All of the records below must be output exactly, with no pictures carried over.

Extracted data entries
╭──
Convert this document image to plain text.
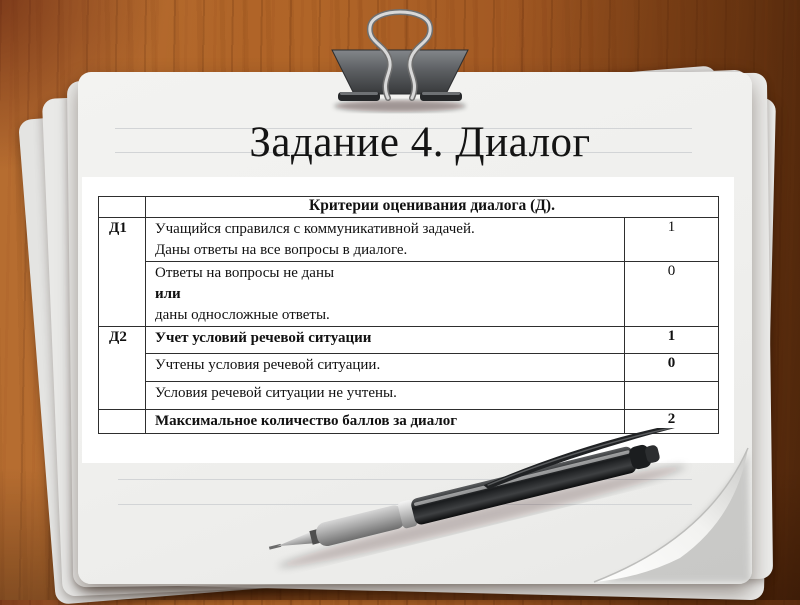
Задание 4. Диалог
	Критерии оценивания диалога (Д).	
Д1	Учащийся справился с коммуникативной задачей.
Даны ответы на все вопросы в диалоге.	1

	Ответы на вопросы не даны
или
даны односложные ответы.	0
Д2	Учет условий речевой ситуации	1
	Учтены условия речевой ситуации.	0
	Условия речевой ситуации не учтены.	
	Максимальное количество баллов за диалог	2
╰──
#### The completed task:
Convert this document image to plain text.
Задание 4. Диалог
	Критерии оценивания диалога (Д).	
Д1	Учащийся справился с коммуникативной задачей.
Даны ответы на все вопросы в диалоге.	1

	Ответы на вопросы не даны
или
даны односложные ответы.	0
Д2	Учет условий речевой ситуации	1
	Учтены условия речевой ситуации.	0
	Условия речевой ситуации не учтены.	
	Максимальное количество баллов за диалог	2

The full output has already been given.